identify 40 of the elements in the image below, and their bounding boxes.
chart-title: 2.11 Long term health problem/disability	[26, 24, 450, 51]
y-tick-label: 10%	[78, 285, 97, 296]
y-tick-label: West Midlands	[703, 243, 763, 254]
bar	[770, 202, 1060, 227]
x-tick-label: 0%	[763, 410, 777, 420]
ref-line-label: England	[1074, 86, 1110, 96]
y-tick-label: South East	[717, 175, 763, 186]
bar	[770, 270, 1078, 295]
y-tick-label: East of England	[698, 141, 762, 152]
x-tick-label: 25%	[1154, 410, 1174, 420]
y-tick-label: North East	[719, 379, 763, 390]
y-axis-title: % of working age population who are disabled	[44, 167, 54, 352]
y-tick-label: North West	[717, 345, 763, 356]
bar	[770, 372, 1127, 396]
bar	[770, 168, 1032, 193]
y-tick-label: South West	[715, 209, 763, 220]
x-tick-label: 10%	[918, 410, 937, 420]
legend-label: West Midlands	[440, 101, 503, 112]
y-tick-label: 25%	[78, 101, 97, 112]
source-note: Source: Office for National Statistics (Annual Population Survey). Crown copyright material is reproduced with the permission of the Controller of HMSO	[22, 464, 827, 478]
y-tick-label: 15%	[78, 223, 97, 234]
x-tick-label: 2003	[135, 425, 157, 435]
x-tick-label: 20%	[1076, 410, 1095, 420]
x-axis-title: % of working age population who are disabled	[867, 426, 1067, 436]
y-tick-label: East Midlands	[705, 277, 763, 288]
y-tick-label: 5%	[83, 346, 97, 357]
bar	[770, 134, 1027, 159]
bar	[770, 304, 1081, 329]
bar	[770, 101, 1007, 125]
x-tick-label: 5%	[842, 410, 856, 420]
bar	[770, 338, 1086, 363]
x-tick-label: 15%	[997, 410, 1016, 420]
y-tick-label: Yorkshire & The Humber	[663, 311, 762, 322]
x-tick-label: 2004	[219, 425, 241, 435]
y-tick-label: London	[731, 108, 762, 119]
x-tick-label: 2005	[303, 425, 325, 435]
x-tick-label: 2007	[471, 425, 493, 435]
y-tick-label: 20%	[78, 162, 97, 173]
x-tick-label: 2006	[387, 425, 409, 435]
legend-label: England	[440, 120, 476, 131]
--------------------------------
Count how many lines in the items above contain the word "East". Give only the number.

4